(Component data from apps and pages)

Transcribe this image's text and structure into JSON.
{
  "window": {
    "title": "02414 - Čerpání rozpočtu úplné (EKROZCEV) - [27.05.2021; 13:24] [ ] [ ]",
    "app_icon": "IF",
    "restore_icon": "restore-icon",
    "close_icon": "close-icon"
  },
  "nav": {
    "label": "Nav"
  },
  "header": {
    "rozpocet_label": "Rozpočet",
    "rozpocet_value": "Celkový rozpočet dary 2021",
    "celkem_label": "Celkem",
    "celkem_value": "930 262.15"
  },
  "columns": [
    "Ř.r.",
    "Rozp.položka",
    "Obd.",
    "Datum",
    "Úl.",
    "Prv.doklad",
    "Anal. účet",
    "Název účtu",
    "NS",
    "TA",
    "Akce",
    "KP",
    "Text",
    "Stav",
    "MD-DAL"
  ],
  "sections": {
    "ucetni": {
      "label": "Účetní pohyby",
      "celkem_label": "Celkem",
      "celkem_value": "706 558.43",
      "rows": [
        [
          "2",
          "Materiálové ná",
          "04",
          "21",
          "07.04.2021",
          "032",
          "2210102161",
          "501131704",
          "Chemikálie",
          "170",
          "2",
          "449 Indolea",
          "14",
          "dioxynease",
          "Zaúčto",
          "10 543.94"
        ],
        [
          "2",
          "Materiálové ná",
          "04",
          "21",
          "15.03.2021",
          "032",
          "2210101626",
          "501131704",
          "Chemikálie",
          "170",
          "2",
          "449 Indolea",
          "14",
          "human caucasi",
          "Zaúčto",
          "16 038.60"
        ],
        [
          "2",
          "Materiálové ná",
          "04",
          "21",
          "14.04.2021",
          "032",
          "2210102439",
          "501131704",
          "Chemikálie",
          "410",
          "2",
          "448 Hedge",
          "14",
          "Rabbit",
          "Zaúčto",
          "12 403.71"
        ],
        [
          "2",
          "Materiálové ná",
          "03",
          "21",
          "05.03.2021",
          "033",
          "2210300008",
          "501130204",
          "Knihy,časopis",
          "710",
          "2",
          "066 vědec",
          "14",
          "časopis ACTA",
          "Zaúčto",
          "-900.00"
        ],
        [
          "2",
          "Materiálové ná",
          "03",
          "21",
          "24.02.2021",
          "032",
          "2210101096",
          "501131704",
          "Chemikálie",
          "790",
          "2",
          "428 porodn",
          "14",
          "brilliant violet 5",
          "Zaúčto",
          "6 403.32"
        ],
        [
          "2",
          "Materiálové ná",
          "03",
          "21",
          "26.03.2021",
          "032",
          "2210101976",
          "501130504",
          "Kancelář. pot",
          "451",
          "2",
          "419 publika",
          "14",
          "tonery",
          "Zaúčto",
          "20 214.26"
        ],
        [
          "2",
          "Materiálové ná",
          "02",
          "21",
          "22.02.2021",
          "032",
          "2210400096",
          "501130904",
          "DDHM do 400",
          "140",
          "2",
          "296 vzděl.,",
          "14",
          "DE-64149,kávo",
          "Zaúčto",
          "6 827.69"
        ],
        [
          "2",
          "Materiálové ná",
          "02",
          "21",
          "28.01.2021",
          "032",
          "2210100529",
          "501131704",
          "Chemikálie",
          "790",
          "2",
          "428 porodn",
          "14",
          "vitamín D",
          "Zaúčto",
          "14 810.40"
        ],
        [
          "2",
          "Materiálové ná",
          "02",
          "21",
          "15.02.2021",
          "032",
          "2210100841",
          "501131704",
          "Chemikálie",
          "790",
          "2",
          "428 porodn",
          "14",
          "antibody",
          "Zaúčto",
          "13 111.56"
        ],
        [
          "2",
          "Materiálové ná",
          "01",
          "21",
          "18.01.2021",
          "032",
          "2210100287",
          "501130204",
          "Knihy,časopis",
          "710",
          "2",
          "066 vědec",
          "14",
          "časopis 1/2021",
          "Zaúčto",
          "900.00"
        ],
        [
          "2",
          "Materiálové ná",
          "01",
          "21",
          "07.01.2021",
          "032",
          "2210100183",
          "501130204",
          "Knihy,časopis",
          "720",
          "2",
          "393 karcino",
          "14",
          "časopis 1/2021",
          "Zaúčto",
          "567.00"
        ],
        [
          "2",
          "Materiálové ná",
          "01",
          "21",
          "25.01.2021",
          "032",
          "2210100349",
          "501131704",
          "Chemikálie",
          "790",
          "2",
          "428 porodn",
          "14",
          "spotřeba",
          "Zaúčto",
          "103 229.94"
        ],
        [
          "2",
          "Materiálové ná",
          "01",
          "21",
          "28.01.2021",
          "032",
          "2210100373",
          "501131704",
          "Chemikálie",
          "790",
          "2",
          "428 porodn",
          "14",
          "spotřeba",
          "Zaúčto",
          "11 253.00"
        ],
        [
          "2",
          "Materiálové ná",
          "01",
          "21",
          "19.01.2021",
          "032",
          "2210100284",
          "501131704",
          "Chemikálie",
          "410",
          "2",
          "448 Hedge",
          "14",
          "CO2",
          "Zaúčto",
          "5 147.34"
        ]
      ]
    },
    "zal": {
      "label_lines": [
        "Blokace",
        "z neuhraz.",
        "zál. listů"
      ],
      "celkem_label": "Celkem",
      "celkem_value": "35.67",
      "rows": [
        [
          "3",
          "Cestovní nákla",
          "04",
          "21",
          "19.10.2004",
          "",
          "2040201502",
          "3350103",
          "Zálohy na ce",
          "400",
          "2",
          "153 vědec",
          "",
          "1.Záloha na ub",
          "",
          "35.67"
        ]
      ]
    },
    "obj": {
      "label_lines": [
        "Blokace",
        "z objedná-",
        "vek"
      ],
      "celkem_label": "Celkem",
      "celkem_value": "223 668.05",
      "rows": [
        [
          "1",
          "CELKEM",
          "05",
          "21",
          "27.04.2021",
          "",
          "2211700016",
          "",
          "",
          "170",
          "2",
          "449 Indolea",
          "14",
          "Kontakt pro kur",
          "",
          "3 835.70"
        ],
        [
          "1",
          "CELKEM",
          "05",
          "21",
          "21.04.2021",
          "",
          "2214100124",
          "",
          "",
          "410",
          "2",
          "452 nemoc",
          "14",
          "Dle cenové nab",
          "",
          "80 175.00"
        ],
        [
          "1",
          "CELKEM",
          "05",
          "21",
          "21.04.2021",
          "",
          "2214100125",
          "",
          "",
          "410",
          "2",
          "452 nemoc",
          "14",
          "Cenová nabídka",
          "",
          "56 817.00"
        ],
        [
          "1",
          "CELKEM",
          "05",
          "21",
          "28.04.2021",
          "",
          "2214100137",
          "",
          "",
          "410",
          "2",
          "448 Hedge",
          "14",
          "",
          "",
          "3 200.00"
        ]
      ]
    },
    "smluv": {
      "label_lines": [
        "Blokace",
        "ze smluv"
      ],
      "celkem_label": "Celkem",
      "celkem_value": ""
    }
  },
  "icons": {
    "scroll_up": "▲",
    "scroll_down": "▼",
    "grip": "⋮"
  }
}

**ASSIGNMENT**
Word for word, retype all of the entries above.

**SOLVED PROBLEM**
Transcribe this image's text and structure into JSON.
{
  "window": {
    "title": "02414 - Čerpání rozpočtu úplné (EKROZCEV) - [27.05.2021; 13:24] [ ] [ ]",
    "app_icon": "IF",
    "restore_icon": "restore-icon",
    "close_icon": "close-icon"
  },
  "nav": {
    "label": "Nav"
  },
  "header": {
    "rozpocet_label": "Rozpočet",
    "rozpocet_value": "Celkový rozpočet dary 2021",
    "celkem_label": "Celkem",
    "celkem_value": "930 262.15"
  },
  "columns": [
    "Ř.r.",
    "Rozp.položka",
    "Obd.",
    "Datum",
    "Úl.",
    "Prv.doklad",
    "Anal. účet",
    "Název účtu",
    "NS",
    "TA",
    "Akce",
    "KP",
    "Text",
    "Stav",
    "MD-DAL"
  ],
  "sections": {
    "ucetni": {
      "label": "Účetní pohyby",
      "celkem_label": "Celkem",
      "celkem_value": "706 558.43",
      "rows": [
        [
          "2",
          "Materiálové ná",
          "04",
          "21",
          "07.04.2021",
          "032",
          "2210102161",
          "501131704",
          "Chemikálie",
          "170",
          "2",
          "449 Indolea",
          "14",
          "dioxynease",
          "Zaúčto",
          "10 543.94"
        ],
        [
          "2",
          "Materiálové ná",
          "04",
          "21",
          "15.03.2021",
          "032",
          "2210101626",
          "501131704",
          "Chemikálie",
          "170",
          "2",
          "449 Indolea",
          "14",
          "human caucasi",
          "Zaúčto",
          "16 038.60"
        ],
        [
          "2",
          "Materiálové ná",
          "04",
          "21",
          "14.04.2021",
          "032",
          "2210102439",
          "501131704",
          "Chemikálie",
          "410",
          "2",
          "448 Hedge",
          "14",
          "Rabbit",
          "Zaúčto",
          "12 403.71"
        ],
        [
          "2",
          "Materiálové ná",
          "03",
          "21",
          "05.03.2021",
          "033",
          "2210300008",
          "501130204",
          "Knihy,časopis",
          "710",
          "2",
          "066 vědec",
          "14",
          "časopis ACTA",
          "Zaúčto",
          "-900.00"
        ],
        [
          "2",
          "Materiálové ná",
          "03",
          "21",
          "24.02.2021",
          "032",
          "2210101096",
          "501131704",
          "Chemikálie",
          "790",
          "2",
          "428 porodn",
          "14",
          "brilliant violet 5",
          "Zaúčto",
          "6 403.32"
        ],
        [
          "2",
          "Materiálové ná",
          "03",
          "21",
          "26.03.2021",
          "032",
          "2210101976",
          "501130504",
          "Kancelář. pot",
          "451",
          "2",
          "419 publika",
          "14",
          "tonery",
          "Zaúčto",
          "20 214.26"
        ],
        [
          "2",
          "Materiálové ná",
          "02",
          "21",
          "22.02.2021",
          "032",
          "2210400096",
          "501130904",
          "DDHM do 400",
          "140",
          "2",
          "296 vzděl.,",
          "14",
          "DE-64149,kávo",
          "Zaúčto",
          "6 827.69"
        ],
        [
          "2",
          "Materiálové ná",
          "02",
          "21",
          "28.01.2021",
          "032",
          "2210100529",
          "501131704",
          "Chemikálie",
          "790",
          "2",
          "428 porodn",
          "14",
          "vitamín D",
          "Zaúčto",
          "14 810.40"
        ],
        [
          "2",
          "Materiálové ná",
          "02",
          "21",
          "15.02.2021",
          "032",
          "2210100841",
          "501131704",
          "Chemikálie",
          "790",
          "2",
          "428 porodn",
          "14",
          "antibody",
          "Zaúčto",
          "13 111.56"
        ],
        [
          "2",
          "Materiálové ná",
          "01",
          "21",
          "18.01.2021",
          "032",
          "2210100287",
          "501130204",
          "Knihy,časopis",
          "710",
          "2",
          "066 vědec",
          "14",
          "časopis 1/2021",
          "Zaúčto",
          "900.00"
        ],
        [
          "2",
          "Materiálové ná",
          "01",
          "21",
          "07.01.2021",
          "032",
          "2210100183",
          "501130204",
          "Knihy,časopis",
          "720",
          "2",
          "393 karcino",
          "14",
          "časopis 1/2021",
          "Zaúčto",
          "567.00"
        ],
        [
          "2",
          "Materiálové ná",
          "01",
          "21",
          "25.01.2021",
          "032",
          "2210100349",
          "501131704",
          "Chemikálie",
          "790",
          "2",
          "428 porodn",
          "14",
          "spotřeba",
          "Zaúčto",
          "103 229.94"
        ],
        [
          "2",
          "Materiálové ná",
          "01",
          "21",
          "28.01.2021",
          "032",
          "2210100373",
          "501131704",
          "Chemikálie",
          "790",
          "2",
          "428 porodn",
          "14",
          "spotřeba",
          "Zaúčto",
          "11 253.00"
        ],
        [
          "2",
          "Materiálové ná",
          "01",
          "21",
          "19.01.2021",
          "032",
          "2210100284",
          "501131704",
          "Chemikálie",
          "410",
          "2",
          "448 Hedge",
          "14",
          "CO2",
          "Zaúčto",
          "5 147.34"
        ]
      ]
    },
    "zal": {
      "label_lines": [
        "Blokace",
        "z neuhraz.",
        "zál. listů"
      ],
      "celkem_label": "Celkem",
      "celkem_value": "35.67",
      "rows": [
        [
          "3",
          "Cestovní nákla",
          "04",
          "21",
          "19.10.2004",
          "",
          "2040201502",
          "3350103",
          "Zálohy na ce",
          "400",
          "2",
          "153 vědec",
          "",
          "1.Záloha na ub",
          "",
          "35.67"
        ]
      ]
    },
    "obj": {
      "label_lines": [
        "Blokace",
        "z objedná-",
        "vek"
      ],
      "celkem_label": "Celkem",
      "celkem_value": "223 668.05",
      "rows": [
        [
          "1",
          "CELKEM",
          "05",
          "21",
          "27.04.2021",
          "",
          "2211700016",
          "",
          "",
          "170",
          "2",
          "449 Indolea",
          "14",
          "Kontakt pro kur",
          "",
          "3 835.70"
        ],
        [
          "1",
          "CELKEM",
          "05",
          "21",
          "21.04.2021",
          "",
          "2214100124",
          "",
          "",
          "410",
          "2",
          "452 nemoc",
          "14",
          "Dle cenové nab",
          "",
          "80 175.00"
        ],
        [
          "1",
          "CELKEM",
          "05",
          "21",
          "21.04.2021",
          "",
          "2214100125",
          "",
          "",
          "410",
          "2",
          "452 nemoc",
          "14",
          "Cenová nabídka",
          "",
          "56 817.00"
        ],
        [
          "1",
          "CELKEM",
          "05",
          "21",
          "28.04.2021",
          "",
          "2214100137",
          "",
          "",
          "410",
          "2",
          "448 Hedge",
          "14",
          "",
          "",
          "3 200.00"
        ]
      ]
    },
    "smluv": {
      "label_lines": [
        "Blokace",
        "ze smluv"
      ],
      "celkem_label": "Celkem",
      "celkem_value": ""
    }
  },
  "icons": {
    "scroll_up": "▲",
    "scroll_down": "▼",
    "grip": "⋮"
  }
}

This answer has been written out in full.